**TASK REQUIREMENTS:** Among the entries below, find the lines with "书博山道中壁" and copy them.

%%

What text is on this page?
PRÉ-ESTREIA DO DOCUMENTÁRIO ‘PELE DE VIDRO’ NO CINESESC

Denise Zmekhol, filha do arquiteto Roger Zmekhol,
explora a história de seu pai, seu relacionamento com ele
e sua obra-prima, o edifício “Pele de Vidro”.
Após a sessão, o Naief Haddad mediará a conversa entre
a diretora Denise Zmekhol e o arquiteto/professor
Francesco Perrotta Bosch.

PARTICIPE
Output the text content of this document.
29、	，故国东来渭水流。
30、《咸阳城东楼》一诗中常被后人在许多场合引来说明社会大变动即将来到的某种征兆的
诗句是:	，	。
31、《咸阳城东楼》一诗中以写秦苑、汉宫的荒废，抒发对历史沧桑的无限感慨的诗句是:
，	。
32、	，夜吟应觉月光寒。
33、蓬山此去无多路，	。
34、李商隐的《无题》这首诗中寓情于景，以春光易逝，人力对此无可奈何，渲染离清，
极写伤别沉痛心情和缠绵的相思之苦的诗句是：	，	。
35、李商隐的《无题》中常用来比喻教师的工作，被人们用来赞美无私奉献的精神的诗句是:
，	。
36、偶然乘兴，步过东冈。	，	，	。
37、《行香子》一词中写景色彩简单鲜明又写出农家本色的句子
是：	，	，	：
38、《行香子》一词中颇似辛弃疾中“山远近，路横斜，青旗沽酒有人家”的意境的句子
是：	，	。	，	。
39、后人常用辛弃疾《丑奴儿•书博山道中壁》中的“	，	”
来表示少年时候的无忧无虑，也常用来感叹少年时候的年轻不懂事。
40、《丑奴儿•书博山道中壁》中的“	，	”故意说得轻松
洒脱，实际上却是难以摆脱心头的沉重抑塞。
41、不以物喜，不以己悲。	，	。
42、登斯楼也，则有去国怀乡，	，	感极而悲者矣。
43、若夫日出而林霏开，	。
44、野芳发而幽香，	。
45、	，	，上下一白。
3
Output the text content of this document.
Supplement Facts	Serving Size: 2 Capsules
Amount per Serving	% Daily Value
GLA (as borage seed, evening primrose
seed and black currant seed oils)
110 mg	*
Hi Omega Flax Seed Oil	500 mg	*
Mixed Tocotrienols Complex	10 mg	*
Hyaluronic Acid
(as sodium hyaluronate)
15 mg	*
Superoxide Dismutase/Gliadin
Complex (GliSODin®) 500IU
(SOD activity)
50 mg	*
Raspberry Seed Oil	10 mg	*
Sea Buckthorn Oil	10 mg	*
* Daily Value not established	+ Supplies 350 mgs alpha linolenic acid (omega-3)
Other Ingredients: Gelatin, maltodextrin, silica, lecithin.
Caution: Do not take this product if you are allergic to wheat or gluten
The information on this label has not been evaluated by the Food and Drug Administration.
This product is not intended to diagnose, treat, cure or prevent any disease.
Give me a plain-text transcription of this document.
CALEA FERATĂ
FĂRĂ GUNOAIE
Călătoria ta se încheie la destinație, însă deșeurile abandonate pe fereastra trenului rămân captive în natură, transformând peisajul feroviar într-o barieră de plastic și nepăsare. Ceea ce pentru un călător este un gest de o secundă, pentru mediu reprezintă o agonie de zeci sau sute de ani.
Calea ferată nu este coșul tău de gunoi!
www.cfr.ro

%%

**OUTPUT BELOW:**
39、后人常用辛弃疾《丑奴儿•书博山道中壁》中的“	，	”
40、《丑奴儿•书博山道中壁》中的“	，	”故意说得轻松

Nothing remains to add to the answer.